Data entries

(begin)

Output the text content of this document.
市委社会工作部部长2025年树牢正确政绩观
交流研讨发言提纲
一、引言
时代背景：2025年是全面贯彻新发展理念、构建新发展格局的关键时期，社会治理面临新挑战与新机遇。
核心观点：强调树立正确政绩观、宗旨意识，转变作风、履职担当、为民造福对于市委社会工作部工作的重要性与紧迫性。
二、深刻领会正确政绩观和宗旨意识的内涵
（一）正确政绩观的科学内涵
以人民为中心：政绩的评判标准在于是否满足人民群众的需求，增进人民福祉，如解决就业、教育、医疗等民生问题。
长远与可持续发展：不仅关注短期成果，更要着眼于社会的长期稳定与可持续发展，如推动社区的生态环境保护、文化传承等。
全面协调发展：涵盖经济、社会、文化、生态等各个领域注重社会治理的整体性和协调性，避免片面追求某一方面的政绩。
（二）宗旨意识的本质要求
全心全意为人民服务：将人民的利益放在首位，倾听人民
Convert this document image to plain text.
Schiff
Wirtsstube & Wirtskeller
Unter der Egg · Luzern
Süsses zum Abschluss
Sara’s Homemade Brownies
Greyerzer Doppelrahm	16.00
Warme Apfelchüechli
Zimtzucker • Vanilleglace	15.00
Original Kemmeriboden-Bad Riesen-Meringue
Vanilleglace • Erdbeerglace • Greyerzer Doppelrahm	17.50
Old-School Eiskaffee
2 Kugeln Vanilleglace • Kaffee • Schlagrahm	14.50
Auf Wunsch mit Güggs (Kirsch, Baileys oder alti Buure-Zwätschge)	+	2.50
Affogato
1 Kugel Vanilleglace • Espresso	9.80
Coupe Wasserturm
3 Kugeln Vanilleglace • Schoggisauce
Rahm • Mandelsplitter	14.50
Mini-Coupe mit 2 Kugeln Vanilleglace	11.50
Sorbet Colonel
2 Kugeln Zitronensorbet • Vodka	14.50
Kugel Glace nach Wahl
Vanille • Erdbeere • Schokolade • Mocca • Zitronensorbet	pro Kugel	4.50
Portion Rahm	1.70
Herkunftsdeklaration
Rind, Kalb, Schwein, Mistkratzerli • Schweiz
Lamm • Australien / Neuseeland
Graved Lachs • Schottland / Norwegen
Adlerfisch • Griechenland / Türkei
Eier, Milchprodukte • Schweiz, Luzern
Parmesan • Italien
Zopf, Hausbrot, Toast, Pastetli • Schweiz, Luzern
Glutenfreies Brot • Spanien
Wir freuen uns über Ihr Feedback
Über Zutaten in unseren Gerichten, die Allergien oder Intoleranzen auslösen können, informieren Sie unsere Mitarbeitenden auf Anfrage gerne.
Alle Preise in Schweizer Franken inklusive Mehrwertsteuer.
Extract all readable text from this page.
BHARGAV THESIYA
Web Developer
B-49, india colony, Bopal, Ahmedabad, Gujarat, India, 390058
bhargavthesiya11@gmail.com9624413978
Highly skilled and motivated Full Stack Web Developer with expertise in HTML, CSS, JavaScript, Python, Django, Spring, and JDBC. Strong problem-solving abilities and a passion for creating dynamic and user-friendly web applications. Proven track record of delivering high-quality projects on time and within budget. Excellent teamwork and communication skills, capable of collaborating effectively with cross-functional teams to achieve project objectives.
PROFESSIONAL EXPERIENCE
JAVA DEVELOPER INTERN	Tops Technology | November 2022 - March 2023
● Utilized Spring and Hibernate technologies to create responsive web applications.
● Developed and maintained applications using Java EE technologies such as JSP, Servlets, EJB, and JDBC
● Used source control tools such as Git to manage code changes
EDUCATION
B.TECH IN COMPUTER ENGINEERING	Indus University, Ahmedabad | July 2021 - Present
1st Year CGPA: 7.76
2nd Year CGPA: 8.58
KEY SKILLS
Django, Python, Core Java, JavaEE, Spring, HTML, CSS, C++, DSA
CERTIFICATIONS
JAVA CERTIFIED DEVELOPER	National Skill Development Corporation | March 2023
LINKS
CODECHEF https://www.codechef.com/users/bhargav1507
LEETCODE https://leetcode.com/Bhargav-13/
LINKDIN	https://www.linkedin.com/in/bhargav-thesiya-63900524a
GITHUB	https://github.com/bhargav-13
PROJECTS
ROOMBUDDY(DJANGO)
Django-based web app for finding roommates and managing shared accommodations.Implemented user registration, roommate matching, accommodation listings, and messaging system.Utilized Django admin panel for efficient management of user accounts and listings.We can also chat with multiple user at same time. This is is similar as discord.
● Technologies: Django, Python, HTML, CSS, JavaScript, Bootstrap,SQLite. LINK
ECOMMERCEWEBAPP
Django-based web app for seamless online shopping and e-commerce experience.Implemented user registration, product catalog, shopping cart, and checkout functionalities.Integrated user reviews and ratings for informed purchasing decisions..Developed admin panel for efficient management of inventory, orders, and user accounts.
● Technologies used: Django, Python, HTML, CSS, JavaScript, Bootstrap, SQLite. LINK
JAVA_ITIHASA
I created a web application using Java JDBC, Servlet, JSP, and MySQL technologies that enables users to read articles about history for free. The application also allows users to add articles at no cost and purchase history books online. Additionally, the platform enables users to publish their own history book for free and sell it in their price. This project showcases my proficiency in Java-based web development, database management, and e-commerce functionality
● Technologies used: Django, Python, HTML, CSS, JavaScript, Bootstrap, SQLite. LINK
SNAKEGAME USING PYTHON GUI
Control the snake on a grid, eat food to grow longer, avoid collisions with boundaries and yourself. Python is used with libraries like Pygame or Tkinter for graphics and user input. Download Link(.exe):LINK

(end)

» **Stated task**
Among the lines of the data above, determine how many contain the word "Zitronensorbet". Report the number alone.

» **Correct result**
2